(Figure dataset records)

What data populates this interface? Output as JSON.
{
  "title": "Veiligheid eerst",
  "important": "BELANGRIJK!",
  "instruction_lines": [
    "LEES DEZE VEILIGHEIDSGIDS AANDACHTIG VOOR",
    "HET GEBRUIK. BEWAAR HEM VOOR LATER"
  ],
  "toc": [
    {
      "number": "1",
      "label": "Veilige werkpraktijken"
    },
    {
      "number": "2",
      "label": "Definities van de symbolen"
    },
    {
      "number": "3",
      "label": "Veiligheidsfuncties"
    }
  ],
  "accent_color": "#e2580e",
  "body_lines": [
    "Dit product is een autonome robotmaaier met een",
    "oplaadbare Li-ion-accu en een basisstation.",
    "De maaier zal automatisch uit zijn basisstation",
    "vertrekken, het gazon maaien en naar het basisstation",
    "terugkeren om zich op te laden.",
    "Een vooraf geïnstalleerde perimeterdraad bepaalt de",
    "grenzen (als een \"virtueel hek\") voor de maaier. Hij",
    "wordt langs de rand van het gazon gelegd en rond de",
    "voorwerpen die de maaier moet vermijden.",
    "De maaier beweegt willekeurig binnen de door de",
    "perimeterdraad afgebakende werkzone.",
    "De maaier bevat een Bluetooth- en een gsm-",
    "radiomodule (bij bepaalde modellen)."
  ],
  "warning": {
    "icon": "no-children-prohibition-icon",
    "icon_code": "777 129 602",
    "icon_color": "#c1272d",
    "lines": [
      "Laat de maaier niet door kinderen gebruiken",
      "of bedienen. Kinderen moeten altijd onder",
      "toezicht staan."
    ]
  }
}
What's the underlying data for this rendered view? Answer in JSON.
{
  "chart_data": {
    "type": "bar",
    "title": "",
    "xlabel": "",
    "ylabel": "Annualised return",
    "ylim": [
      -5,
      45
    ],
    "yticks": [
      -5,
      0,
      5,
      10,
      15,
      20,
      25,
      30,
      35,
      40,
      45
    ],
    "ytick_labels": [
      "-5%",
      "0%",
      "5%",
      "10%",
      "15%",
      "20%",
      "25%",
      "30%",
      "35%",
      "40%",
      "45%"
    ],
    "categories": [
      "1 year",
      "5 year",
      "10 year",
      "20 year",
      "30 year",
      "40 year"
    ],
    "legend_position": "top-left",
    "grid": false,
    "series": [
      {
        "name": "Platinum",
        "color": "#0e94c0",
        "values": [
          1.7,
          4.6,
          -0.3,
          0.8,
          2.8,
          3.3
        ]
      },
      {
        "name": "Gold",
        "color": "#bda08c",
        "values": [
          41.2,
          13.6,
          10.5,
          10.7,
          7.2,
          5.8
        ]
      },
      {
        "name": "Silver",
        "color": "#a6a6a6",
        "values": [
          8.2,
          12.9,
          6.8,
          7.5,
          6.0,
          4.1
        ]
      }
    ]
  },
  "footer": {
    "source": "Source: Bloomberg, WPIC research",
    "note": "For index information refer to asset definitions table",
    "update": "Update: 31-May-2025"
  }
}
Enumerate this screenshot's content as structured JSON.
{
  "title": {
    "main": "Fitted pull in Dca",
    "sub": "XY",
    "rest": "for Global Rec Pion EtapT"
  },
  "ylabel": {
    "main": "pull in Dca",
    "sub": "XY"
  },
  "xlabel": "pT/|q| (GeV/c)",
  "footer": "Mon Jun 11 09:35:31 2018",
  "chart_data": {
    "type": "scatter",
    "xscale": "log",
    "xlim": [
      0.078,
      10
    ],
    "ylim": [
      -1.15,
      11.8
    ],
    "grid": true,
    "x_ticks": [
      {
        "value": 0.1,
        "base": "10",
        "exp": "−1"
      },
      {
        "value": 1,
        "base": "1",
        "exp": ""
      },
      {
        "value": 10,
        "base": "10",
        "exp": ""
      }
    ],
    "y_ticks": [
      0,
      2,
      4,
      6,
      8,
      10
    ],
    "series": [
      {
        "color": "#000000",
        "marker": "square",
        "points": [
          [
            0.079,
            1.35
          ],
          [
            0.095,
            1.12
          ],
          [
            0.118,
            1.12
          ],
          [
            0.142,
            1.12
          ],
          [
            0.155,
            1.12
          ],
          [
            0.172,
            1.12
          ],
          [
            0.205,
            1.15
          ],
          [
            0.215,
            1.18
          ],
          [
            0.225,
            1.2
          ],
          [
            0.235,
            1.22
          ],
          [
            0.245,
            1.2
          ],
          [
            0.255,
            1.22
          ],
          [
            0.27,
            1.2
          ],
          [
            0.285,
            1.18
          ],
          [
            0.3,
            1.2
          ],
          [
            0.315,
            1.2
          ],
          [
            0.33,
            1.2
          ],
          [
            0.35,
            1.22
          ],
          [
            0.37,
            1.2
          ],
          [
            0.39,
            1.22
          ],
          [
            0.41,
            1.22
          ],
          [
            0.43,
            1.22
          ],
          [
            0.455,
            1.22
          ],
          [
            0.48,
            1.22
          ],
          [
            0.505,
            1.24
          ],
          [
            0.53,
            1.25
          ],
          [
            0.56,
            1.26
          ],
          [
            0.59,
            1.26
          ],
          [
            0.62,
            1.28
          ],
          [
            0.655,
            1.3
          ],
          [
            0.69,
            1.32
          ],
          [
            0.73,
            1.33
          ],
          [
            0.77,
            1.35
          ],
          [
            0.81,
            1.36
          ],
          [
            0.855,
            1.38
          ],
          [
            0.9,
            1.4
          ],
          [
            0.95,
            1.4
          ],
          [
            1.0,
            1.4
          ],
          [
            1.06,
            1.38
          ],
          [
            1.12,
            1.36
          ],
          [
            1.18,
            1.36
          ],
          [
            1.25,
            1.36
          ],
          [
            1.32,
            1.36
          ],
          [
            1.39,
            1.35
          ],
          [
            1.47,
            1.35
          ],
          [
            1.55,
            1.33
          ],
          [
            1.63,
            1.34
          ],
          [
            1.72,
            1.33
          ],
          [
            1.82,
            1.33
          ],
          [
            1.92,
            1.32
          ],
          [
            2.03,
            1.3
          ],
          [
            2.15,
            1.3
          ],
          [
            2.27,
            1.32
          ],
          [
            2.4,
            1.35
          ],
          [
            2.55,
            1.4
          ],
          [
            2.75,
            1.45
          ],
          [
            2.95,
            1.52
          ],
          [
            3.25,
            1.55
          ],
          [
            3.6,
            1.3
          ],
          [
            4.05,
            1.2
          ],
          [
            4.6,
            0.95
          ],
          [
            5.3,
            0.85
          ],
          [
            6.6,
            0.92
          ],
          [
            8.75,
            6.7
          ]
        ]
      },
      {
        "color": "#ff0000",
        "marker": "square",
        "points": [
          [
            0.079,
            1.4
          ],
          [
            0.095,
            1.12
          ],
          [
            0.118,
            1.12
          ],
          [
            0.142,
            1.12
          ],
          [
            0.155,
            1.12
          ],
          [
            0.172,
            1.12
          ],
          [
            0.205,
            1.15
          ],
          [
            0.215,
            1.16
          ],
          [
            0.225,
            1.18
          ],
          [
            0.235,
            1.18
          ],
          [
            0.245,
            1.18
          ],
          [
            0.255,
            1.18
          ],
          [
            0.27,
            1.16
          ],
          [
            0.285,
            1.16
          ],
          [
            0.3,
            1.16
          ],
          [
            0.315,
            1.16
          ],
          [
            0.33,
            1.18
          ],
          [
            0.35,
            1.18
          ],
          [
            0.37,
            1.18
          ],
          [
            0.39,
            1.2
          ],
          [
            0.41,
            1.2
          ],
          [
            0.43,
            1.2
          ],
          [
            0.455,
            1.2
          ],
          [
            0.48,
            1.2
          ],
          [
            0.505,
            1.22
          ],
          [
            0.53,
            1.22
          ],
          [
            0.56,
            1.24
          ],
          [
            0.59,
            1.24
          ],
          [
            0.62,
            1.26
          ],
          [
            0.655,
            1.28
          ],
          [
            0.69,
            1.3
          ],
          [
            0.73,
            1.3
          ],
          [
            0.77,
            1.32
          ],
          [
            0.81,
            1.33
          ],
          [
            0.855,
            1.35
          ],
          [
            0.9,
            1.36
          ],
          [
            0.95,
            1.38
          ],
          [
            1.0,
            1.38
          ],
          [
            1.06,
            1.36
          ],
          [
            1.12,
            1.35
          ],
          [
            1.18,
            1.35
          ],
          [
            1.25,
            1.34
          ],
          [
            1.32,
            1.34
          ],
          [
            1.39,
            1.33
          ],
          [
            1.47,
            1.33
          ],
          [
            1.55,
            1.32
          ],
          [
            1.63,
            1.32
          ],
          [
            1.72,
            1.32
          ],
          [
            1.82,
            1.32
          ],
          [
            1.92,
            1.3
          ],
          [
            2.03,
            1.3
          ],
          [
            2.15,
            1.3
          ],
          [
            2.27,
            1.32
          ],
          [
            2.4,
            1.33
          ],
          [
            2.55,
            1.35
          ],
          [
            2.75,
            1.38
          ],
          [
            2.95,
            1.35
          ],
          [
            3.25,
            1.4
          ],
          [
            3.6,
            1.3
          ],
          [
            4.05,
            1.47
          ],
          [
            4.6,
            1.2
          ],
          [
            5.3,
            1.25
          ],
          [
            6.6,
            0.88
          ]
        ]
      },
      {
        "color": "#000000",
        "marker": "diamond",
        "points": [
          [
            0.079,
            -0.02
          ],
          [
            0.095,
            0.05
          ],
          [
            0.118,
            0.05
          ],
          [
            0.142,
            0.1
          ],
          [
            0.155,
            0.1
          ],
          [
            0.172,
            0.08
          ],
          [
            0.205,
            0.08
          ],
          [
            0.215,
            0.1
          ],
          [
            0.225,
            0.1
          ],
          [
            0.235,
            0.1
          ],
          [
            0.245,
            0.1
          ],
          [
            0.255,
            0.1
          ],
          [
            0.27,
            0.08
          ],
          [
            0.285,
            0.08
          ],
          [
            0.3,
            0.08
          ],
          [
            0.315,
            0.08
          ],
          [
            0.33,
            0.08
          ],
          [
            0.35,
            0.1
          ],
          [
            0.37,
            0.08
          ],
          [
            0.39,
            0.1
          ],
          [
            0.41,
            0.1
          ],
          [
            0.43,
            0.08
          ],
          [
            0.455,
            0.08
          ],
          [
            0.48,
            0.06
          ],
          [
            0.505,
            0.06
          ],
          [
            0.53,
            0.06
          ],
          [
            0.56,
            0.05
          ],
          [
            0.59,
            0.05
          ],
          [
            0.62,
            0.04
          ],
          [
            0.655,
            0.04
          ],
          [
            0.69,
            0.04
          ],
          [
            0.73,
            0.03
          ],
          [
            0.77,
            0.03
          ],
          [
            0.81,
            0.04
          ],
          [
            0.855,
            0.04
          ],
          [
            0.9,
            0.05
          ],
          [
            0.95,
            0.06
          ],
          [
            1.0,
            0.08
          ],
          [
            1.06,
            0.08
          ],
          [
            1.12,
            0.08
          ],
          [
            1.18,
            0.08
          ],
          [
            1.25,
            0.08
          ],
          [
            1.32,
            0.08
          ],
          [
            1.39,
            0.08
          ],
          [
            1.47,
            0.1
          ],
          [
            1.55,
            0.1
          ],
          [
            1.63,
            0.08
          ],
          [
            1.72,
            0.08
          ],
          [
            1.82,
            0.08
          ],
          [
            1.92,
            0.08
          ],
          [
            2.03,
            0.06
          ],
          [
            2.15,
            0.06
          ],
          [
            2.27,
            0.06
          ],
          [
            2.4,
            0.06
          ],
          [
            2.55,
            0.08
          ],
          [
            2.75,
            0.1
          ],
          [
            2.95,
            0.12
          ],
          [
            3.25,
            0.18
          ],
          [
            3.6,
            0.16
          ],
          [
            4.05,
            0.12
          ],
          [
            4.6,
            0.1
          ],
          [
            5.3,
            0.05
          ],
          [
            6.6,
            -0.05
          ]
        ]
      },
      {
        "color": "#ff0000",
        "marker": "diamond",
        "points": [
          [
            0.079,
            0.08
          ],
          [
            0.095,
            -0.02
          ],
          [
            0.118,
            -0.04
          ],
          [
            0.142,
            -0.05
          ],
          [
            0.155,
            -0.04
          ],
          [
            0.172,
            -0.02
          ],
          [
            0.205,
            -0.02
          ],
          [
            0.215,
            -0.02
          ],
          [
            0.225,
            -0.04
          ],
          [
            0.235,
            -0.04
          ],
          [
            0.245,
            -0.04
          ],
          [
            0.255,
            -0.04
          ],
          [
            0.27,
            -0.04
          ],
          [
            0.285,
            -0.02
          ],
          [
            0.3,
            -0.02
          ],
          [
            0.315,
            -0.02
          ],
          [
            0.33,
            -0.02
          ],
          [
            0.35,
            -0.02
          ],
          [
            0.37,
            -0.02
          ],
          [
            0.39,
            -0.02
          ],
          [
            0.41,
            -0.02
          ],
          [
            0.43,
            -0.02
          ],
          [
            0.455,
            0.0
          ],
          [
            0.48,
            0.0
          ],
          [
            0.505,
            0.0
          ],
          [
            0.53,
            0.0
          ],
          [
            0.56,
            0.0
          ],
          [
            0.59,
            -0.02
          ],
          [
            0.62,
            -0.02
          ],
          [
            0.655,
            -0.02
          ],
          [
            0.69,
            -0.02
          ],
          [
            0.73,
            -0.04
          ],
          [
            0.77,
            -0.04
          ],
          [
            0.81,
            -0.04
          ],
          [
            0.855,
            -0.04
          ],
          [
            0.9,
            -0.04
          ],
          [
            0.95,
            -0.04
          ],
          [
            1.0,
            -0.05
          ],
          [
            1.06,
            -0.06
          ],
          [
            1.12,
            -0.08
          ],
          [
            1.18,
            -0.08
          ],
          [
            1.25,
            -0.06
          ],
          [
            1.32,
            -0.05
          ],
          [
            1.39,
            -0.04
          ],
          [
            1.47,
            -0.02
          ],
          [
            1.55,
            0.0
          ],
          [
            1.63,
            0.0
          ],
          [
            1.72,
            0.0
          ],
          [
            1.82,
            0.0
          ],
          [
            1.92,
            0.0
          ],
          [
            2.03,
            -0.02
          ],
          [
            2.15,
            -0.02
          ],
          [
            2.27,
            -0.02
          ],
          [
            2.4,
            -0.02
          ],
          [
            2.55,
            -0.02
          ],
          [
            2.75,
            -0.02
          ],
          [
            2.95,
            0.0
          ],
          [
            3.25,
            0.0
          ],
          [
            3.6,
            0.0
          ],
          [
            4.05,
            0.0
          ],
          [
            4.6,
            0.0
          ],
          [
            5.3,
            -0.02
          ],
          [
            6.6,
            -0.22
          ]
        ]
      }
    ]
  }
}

Do this:
Which lines contain the word "footer"? Return each of them.

Worked answer:
  "footer": {
  "footer": "Mon Jun 11 09:35:31 2018",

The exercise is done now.